DATA UNDER STUDY
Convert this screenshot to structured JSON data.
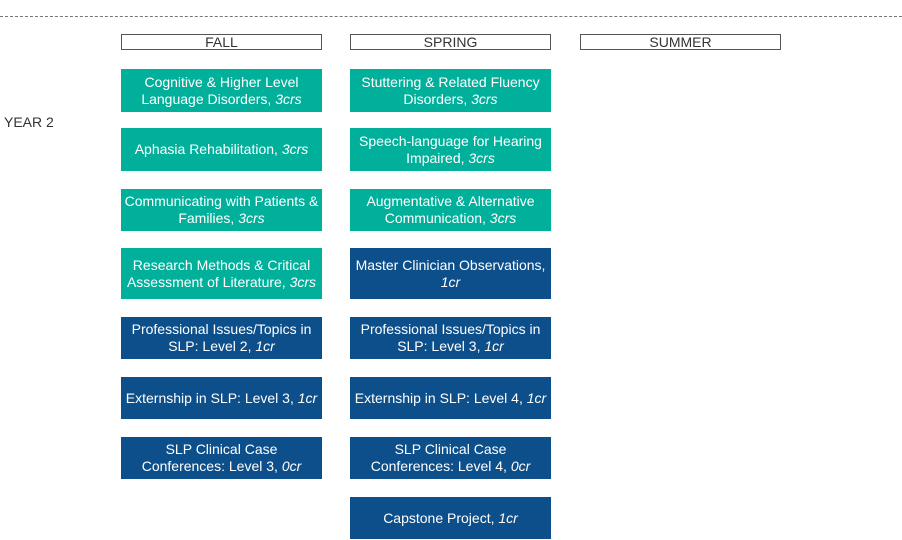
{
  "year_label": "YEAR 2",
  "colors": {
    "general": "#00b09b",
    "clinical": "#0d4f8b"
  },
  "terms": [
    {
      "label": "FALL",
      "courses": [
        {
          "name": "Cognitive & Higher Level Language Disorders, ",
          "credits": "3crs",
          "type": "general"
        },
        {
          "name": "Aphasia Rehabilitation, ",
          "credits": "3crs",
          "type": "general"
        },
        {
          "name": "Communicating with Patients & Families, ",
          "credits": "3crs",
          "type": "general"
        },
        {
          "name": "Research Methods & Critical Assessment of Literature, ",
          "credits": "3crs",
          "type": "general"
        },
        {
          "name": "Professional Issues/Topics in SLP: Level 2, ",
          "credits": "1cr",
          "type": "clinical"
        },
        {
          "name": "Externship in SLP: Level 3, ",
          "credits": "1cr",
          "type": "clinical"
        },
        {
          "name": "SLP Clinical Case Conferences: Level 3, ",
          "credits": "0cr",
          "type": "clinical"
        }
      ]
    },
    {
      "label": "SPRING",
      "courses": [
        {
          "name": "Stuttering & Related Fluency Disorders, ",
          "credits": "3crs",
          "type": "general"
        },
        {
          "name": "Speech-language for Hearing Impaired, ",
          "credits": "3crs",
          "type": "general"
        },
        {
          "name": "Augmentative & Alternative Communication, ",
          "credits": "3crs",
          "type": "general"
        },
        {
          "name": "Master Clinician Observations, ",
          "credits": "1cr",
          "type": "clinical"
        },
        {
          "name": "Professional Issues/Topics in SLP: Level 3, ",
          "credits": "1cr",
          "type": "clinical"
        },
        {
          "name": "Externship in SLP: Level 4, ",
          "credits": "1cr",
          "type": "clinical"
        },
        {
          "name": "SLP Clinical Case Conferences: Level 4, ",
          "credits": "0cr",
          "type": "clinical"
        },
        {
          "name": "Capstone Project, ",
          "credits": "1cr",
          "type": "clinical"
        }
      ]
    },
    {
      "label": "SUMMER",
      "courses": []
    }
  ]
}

AIM OF THE TASK
Repeat the records above exactly. No pictures go into the repeat.

WRITTEN REPLY
Convert this screenshot to structured JSON data.
{
  "year_label": "YEAR 2",
  "colors": {
    "general": "#00b09b",
    "clinical": "#0d4f8b"
  },
  "terms": [
    {
      "label": "FALL",
      "courses": [
        {
          "name": "Cognitive & Higher Level Language Disorders, ",
          "credits": "3crs",
          "type": "general"
        },
        {
          "name": "Aphasia Rehabilitation, ",
          "credits": "3crs",
          "type": "general"
        },
        {
          "name": "Communicating with Patients & Families, ",
          "credits": "3crs",
          "type": "general"
        },
        {
          "name": "Research Methods & Critical Assessment of Literature, ",
          "credits": "3crs",
          "type": "general"
        },
        {
          "name": "Professional Issues/Topics in SLP: Level 2, ",
          "credits": "1cr",
          "type": "clinical"
        },
        {
          "name": "Externship in SLP: Level 3, ",
          "credits": "1cr",
          "type": "clinical"
        },
        {
          "name": "SLP Clinical Case Conferences: Level 3, ",
          "credits": "0cr",
          "type": "clinical"
        }
      ]
    },
    {
      "label": "SPRING",
      "courses": [
        {
          "name": "Stuttering & Related Fluency Disorders, ",
          "credits": "3crs",
          "type": "general"
        },
        {
          "name": "Speech-language for Hearing Impaired, ",
          "credits": "3crs",
          "type": "general"
        },
        {
          "name": "Augmentative & Alternative Communication, ",
          "credits": "3crs",
          "type": "general"
        },
        {
          "name": "Master Clinician Observations, ",
          "credits": "1cr",
          "type": "clinical"
        },
        {
          "name": "Professional Issues/Topics in SLP: Level 3, ",
          "credits": "1cr",
          "type": "clinical"
        },
        {
          "name": "Externship in SLP: Level 4, ",
          "credits": "1cr",
          "type": "clinical"
        },
        {
          "name": "SLP Clinical Case Conferences: Level 4, ",
          "credits": "0cr",
          "type": "clinical"
        },
        {
          "name": "Capstone Project, ",
          "credits": "1cr",
          "type": "clinical"
        }
      ]
    },
    {
      "label": "SUMMER",
      "courses": []
    }
  ]
}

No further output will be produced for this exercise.